╭─ Extracted data
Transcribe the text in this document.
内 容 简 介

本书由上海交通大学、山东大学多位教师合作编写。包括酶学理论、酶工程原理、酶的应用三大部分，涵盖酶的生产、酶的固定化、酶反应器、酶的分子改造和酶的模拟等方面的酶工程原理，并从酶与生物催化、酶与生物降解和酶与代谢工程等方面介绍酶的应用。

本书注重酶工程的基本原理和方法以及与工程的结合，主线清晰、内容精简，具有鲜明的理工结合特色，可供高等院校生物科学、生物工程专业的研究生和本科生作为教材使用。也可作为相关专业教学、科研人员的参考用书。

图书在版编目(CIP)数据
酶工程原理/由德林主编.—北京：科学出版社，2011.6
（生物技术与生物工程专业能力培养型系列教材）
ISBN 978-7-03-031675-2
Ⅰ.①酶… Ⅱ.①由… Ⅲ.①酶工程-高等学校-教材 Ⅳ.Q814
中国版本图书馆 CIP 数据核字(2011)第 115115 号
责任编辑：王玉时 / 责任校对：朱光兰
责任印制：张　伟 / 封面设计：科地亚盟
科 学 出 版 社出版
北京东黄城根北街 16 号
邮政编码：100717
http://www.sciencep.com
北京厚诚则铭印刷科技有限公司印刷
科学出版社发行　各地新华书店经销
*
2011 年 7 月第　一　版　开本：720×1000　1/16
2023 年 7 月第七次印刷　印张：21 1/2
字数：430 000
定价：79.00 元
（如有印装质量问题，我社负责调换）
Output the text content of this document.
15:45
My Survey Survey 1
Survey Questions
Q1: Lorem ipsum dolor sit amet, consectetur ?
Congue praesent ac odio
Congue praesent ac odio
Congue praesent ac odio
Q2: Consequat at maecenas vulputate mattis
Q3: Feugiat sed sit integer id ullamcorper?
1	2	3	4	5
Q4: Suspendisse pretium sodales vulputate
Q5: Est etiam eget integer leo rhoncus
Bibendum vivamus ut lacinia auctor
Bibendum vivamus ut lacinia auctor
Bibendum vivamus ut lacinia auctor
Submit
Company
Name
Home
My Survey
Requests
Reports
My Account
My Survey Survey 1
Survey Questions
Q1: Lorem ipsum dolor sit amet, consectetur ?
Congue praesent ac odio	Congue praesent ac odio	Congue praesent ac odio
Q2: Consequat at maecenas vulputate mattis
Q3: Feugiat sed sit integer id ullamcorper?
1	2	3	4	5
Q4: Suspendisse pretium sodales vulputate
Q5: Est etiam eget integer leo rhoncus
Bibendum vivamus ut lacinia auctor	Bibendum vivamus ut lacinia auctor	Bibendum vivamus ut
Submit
╰─
#### [Your task]
The full set of records should be duplicated exactly.

#### [Reply]
Transcribe the text in this document.
内 容 简 介

本书由上海交通大学、山东大学多位教师合作编写。包括酶学理论、酶工程原理、酶的应用三大部分，涵盖酶的生产、酶的固定化、酶反应器、酶的分子改造和酶的模拟等方面的酶工程原理，并从酶与生物催化、酶与生物降解和酶与代谢工程等方面介绍酶的应用。

本书注重酶工程的基本原理和方法以及与工程的结合，主线清晰、内容精简，具有鲜明的理工结合特色，可供高等院校生物科学、生物工程专业的研究生和本科生作为教材使用。也可作为相关专业教学、科研人员的参考用书。

图书在版编目(CIP)数据
酶工程原理/由德林主编.—北京：科学出版社，2011.6
（生物技术与生物工程专业能力培养型系列教材）
ISBN 978-7-03-031675-2
Ⅰ.①酶… Ⅱ.①由… Ⅲ.①酶工程-高等学校-教材 Ⅳ.Q814
中国版本图书馆 CIP 数据核字(2011)第 115115 号
责任编辑：王玉时 / 责任校对：朱光兰
责任印制：张　伟 / 封面设计：科地亚盟
科 学 出 版 社出版
北京东黄城根北街 16 号
邮政编码：100717
http://www.sciencep.com
北京厚诚则铭印刷科技有限公司印刷
科学出版社发行　各地新华书店经销
*
2011 年 7 月第　一　版　开本：720×1000　1/16
2023 年 7 月第七次印刷　印张：21 1/2
字数：430 000
定价：79.00 元
（如有印装质量问题，我社负责调换）
Output the text content of this document.
15:45
My Survey Survey 1
Survey Questions
Q1: Lorem ipsum dolor sit amet, consectetur ?
Congue praesent ac odio
Congue praesent ac odio
Congue praesent ac odio
Q2: Consequat at maecenas vulputate mattis
Q3: Feugiat sed sit integer id ullamcorper?
1	2	3	4	5
Q4: Suspendisse pretium sodales vulputate
Q5: Est etiam eget integer leo rhoncus
Bibendum vivamus ut lacinia auctor
Bibendum vivamus ut lacinia auctor
Bibendum vivamus ut lacinia auctor
Submit
Company
Name
Home
My Survey
Requests
Reports
My Account
My Survey Survey 1
Survey Questions
Q1: Lorem ipsum dolor sit amet, consectetur ?
Congue praesent ac odio	Congue praesent ac odio	Congue praesent ac odio
Q2: Consequat at maecenas vulputate mattis
Q3: Feugiat sed sit integer id ullamcorper?
1	2	3	4	5
Q4: Suspendisse pretium sodales vulputate
Q5: Est etiam eget integer leo rhoncus
Bibendum vivamus ut lacinia auctor	Bibendum vivamus ut lacinia auctor	Bibendum vivamus ut
Submit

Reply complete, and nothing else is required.